§ Aim of the task: Give the number of lines below that contain "their", with no other output.

# Given records start

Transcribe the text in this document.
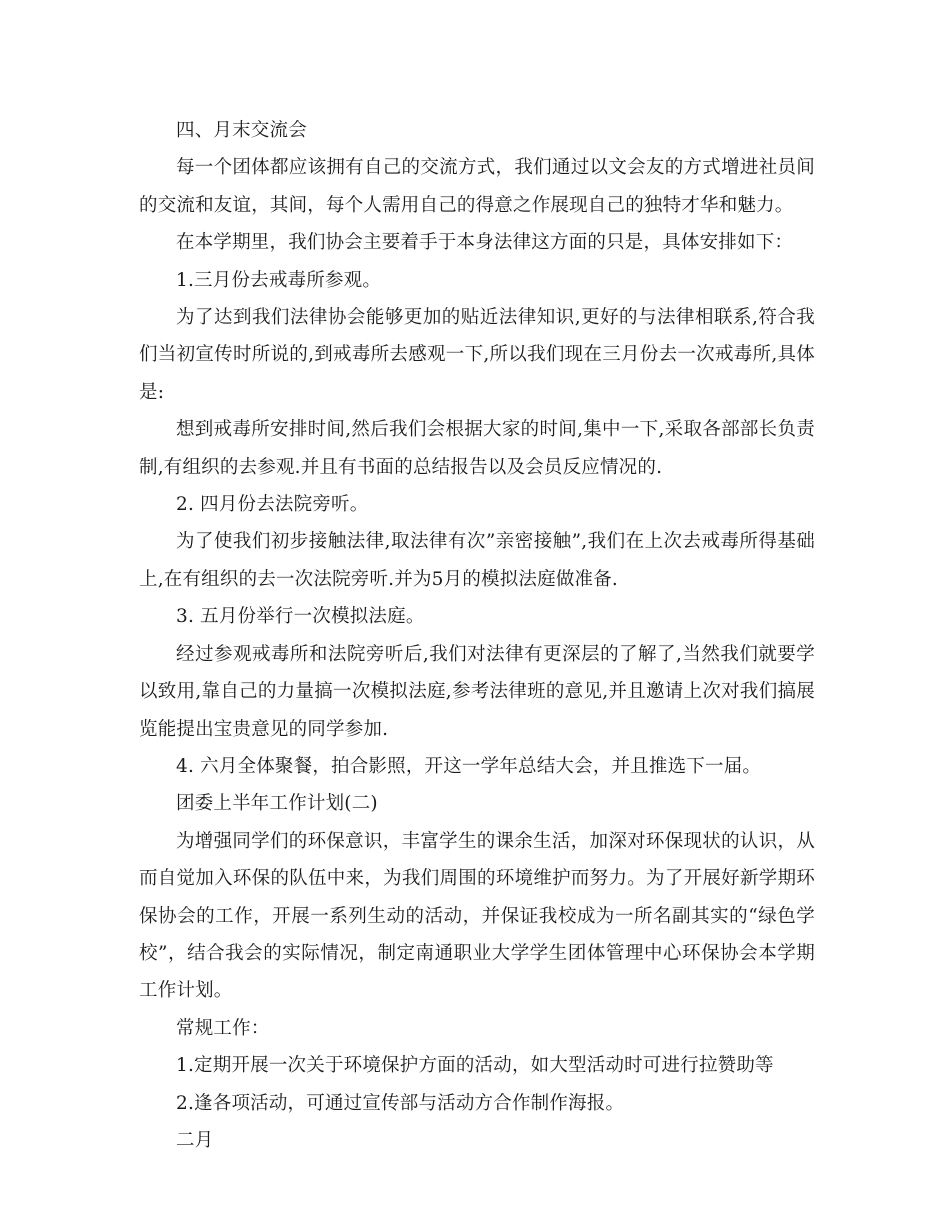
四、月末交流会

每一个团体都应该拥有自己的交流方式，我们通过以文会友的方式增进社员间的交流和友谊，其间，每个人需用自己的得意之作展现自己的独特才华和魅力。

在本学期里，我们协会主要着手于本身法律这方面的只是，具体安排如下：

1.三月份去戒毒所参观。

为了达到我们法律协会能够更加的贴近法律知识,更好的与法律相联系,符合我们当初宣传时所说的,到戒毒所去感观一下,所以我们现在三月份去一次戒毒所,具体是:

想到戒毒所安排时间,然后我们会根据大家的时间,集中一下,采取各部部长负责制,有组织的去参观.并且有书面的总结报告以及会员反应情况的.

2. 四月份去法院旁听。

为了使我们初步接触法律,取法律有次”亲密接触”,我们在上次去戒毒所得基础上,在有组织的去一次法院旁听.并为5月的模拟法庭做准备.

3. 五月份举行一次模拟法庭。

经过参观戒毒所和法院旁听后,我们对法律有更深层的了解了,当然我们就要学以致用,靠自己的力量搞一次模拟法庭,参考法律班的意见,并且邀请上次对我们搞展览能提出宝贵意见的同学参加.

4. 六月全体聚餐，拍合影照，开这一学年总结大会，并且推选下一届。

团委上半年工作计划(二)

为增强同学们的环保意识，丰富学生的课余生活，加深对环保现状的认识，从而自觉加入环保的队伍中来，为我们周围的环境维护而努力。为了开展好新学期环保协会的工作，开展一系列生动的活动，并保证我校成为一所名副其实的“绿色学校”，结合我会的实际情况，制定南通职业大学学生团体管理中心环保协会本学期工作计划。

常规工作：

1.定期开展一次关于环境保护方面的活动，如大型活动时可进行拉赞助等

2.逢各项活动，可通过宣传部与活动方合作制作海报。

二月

# Given records end
# Given records start

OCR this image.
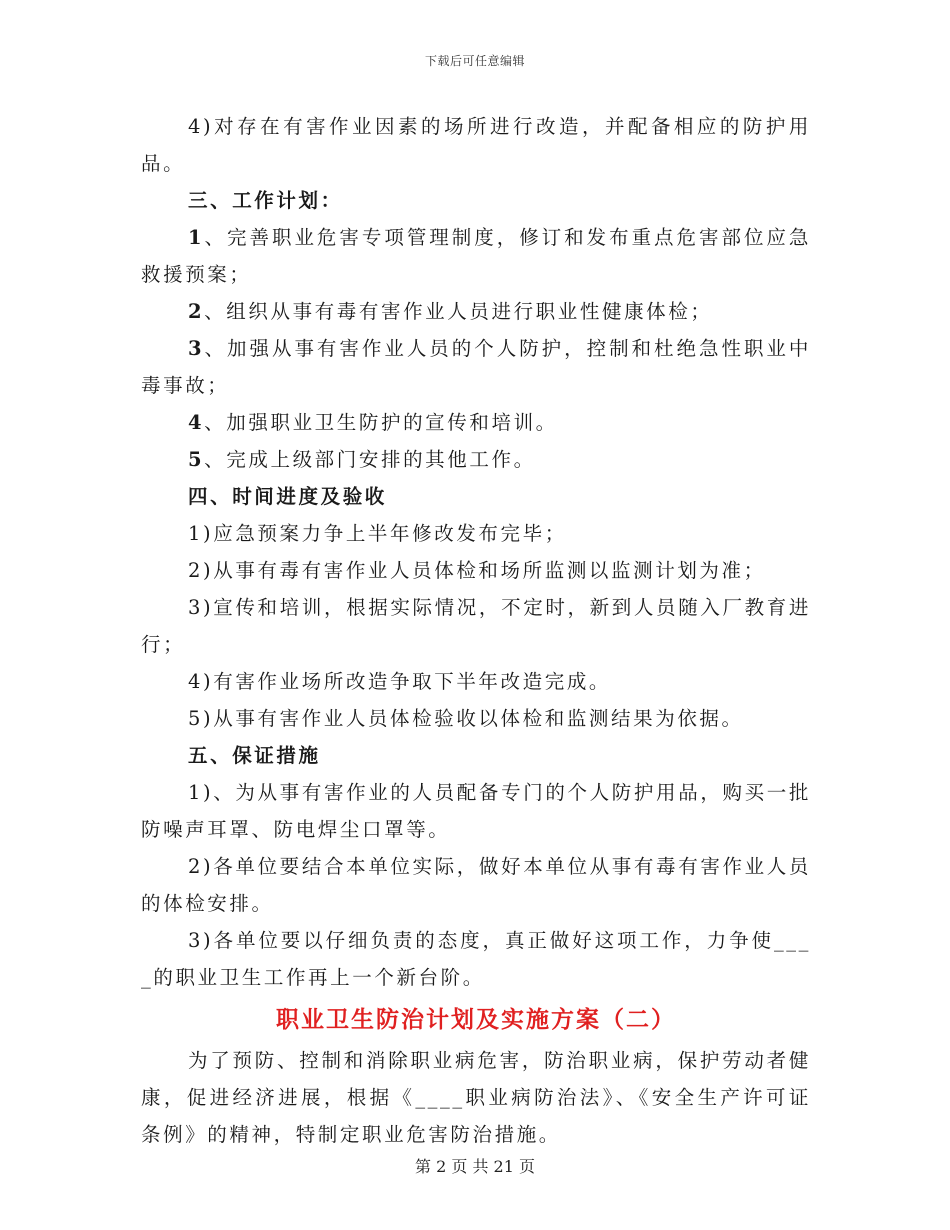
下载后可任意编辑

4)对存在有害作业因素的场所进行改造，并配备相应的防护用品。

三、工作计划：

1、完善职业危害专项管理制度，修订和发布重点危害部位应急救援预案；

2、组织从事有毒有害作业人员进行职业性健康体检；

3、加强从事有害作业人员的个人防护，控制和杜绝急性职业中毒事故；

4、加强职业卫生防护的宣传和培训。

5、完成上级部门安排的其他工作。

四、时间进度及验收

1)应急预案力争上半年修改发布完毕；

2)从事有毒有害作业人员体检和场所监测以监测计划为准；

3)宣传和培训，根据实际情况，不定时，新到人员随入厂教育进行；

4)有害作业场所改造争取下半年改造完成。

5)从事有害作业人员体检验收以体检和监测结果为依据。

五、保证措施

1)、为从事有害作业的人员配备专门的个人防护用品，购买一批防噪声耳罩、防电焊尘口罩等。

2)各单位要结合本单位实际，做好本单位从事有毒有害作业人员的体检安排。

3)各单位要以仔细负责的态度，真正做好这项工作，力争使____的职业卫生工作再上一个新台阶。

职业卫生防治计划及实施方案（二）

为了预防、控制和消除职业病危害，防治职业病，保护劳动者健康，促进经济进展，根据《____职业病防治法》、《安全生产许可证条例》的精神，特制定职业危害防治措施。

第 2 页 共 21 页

# Given records end
# Given records start

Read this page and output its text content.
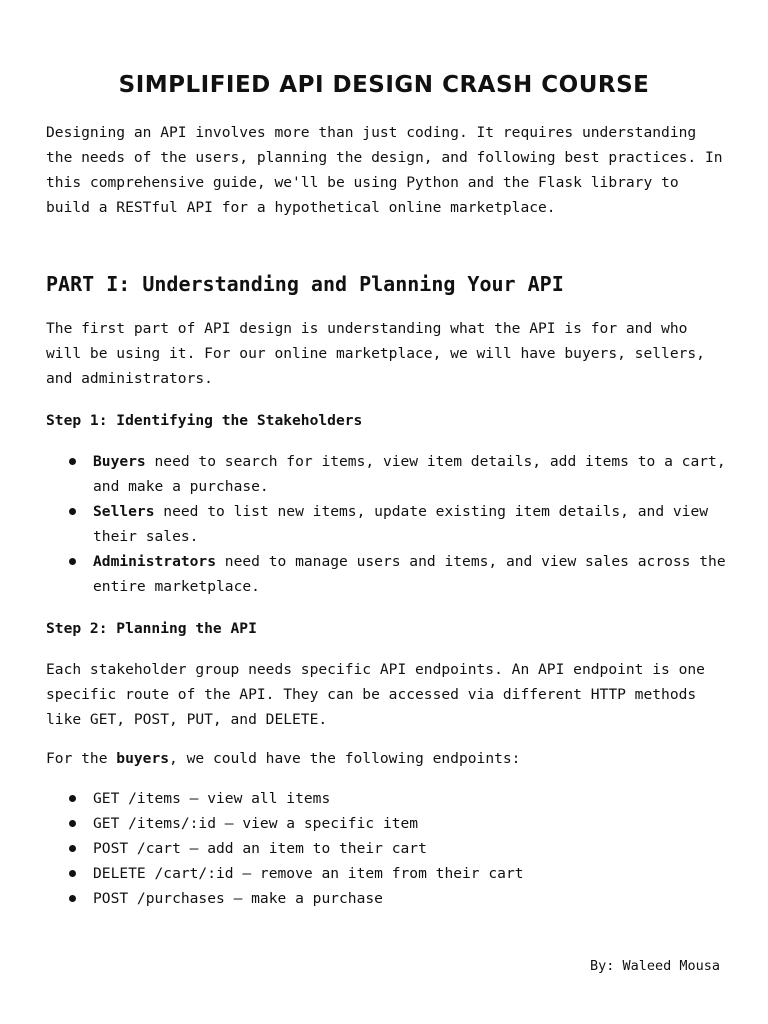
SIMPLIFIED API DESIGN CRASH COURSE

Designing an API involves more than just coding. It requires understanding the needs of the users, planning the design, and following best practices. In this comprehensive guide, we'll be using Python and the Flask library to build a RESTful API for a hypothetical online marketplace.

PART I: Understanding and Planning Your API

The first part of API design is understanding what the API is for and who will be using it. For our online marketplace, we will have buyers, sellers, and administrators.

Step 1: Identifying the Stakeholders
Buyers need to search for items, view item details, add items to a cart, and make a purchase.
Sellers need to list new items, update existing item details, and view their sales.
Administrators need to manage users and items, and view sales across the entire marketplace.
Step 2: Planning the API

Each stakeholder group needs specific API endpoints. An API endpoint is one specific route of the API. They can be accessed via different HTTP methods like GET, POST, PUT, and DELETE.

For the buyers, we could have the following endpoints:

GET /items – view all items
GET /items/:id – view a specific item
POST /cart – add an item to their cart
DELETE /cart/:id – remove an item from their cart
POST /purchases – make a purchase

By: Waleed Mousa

# Given records end

§ Exercise answer: 3